Exact repetition is required: output every record in full.

Figure dataset records
────────
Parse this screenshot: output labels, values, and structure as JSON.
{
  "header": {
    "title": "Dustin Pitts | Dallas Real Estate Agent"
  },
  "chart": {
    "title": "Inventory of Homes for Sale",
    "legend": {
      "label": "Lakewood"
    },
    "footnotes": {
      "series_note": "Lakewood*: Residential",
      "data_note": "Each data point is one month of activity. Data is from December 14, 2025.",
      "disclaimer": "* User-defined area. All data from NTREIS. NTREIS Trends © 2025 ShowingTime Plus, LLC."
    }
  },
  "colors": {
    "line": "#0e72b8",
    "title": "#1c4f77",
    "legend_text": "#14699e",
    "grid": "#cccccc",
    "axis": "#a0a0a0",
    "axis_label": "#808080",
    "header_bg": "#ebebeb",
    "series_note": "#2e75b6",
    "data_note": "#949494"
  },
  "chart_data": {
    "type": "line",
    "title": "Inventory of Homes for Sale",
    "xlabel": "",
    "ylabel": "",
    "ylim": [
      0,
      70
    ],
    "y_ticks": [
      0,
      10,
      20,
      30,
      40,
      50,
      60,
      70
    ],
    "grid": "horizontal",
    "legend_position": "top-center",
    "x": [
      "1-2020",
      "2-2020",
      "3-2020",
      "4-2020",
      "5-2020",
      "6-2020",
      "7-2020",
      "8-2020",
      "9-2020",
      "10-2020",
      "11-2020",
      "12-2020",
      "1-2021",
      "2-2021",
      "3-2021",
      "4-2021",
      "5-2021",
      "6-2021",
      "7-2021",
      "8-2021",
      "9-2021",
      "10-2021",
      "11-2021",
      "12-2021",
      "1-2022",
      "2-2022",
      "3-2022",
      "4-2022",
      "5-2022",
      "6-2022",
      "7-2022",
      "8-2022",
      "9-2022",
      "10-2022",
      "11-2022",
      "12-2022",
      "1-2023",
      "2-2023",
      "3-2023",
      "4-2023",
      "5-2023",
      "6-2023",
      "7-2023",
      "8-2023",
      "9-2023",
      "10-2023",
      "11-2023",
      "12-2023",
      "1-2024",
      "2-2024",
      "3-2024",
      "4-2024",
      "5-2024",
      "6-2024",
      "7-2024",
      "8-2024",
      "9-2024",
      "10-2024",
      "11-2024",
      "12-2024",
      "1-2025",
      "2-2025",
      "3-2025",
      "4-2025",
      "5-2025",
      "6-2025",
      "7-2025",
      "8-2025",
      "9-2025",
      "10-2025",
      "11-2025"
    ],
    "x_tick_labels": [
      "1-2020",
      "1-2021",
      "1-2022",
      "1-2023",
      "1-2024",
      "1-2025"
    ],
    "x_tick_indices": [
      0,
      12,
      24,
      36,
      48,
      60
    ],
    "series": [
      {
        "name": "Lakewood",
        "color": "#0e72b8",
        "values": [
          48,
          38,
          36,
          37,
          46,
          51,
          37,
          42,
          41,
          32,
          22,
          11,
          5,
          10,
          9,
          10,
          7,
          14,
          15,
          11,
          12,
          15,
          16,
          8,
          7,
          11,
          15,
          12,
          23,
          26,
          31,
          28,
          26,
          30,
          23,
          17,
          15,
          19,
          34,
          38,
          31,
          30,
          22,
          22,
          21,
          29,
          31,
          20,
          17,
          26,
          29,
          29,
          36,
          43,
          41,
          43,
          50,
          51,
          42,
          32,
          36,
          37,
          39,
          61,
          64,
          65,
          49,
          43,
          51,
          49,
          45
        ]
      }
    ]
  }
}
────────
## PROBLEM SOLUTION
Parse this screenshot: output labels, values, and structure as JSON.
{
  "header": {
    "title": "Dustin Pitts | Dallas Real Estate Agent"
  },
  "chart": {
    "title": "Inventory of Homes for Sale",
    "legend": {
      "label": "Lakewood"
    },
    "footnotes": {
      "series_note": "Lakewood*: Residential",
      "data_note": "Each data point is one month of activity. Data is from December 14, 2025.",
      "disclaimer": "* User-defined area. All data from NTREIS. NTREIS Trends © 2025 ShowingTime Plus, LLC."
    }
  },
  "colors": {
    "line": "#0e72b8",
    "title": "#1c4f77",
    "legend_text": "#14699e",
    "grid": "#cccccc",
    "axis": "#a0a0a0",
    "axis_label": "#808080",
    "header_bg": "#ebebeb",
    "series_note": "#2e75b6",
    "data_note": "#949494"
  },
  "chart_data": {
    "type": "line",
    "title": "Inventory of Homes for Sale",
    "xlabel": "",
    "ylabel": "",
    "ylim": [
      0,
      70
    ],
    "y_ticks": [
      0,
      10,
      20,
      30,
      40,
      50,
      60,
      70
    ],
    "grid": "horizontal",
    "legend_position": "top-center",
    "x": [
      "1-2020",
      "2-2020",
      "3-2020",
      "4-2020",
      "5-2020",
      "6-2020",
      "7-2020",
      "8-2020",
      "9-2020",
      "10-2020",
      "11-2020",
      "12-2020",
      "1-2021",
      "2-2021",
      "3-2021",
      "4-2021",
      "5-2021",
      "6-2021",
      "7-2021",
      "8-2021",
      "9-2021",
      "10-2021",
      "11-2021",
      "12-2021",
      "1-2022",
      "2-2022",
      "3-2022",
      "4-2022",
      "5-2022",
      "6-2022",
      "7-2022",
      "8-2022",
      "9-2022",
      "10-2022",
      "11-2022",
      "12-2022",
      "1-2023",
      "2-2023",
      "3-2023",
      "4-2023",
      "5-2023",
      "6-2023",
      "7-2023",
      "8-2023",
      "9-2023",
      "10-2023",
      "11-2023",
      "12-2023",
      "1-2024",
      "2-2024",
      "3-2024",
      "4-2024",
      "5-2024",
      "6-2024",
      "7-2024",
      "8-2024",
      "9-2024",
      "10-2024",
      "11-2024",
      "12-2024",
      "1-2025",
      "2-2025",
      "3-2025",
      "4-2025",
      "5-2025",
      "6-2025",
      "7-2025",
      "8-2025",
      "9-2025",
      "10-2025",
      "11-2025"
    ],
    "x_tick_labels": [
      "1-2020",
      "1-2021",
      "1-2022",
      "1-2023",
      "1-2024",
      "1-2025"
    ],
    "x_tick_indices": [
      0,
      12,
      24,
      36,
      48,
      60
    ],
    "series": [
      {
        "name": "Lakewood",
        "color": "#0e72b8",
        "values": [
          48,
          38,
          36,
          37,
          46,
          51,
          37,
          42,
          41,
          32,
          22,
          11,
          5,
          10,
          9,
          10,
          7,
          14,
          15,
          11,
          12,
          15,
          16,
          8,
          7,
          11,
          15,
          12,
          23,
          26,
          31,
          28,
          26,
          30,
          23,
          17,
          15,
          19,
          34,
          38,
          31,
          30,
          22,
          22,
          21,
          29,
          31,
          20,
          17,
          26,
          29,
          29,
          36,
          43,
          41,
          43,
          50,
          51,
          42,
          32,
          36,
          37,
          39,
          61,
          64,
          65,
          49,
          43,
          51,
          49,
          45
        ]
      }
    ]
  }
}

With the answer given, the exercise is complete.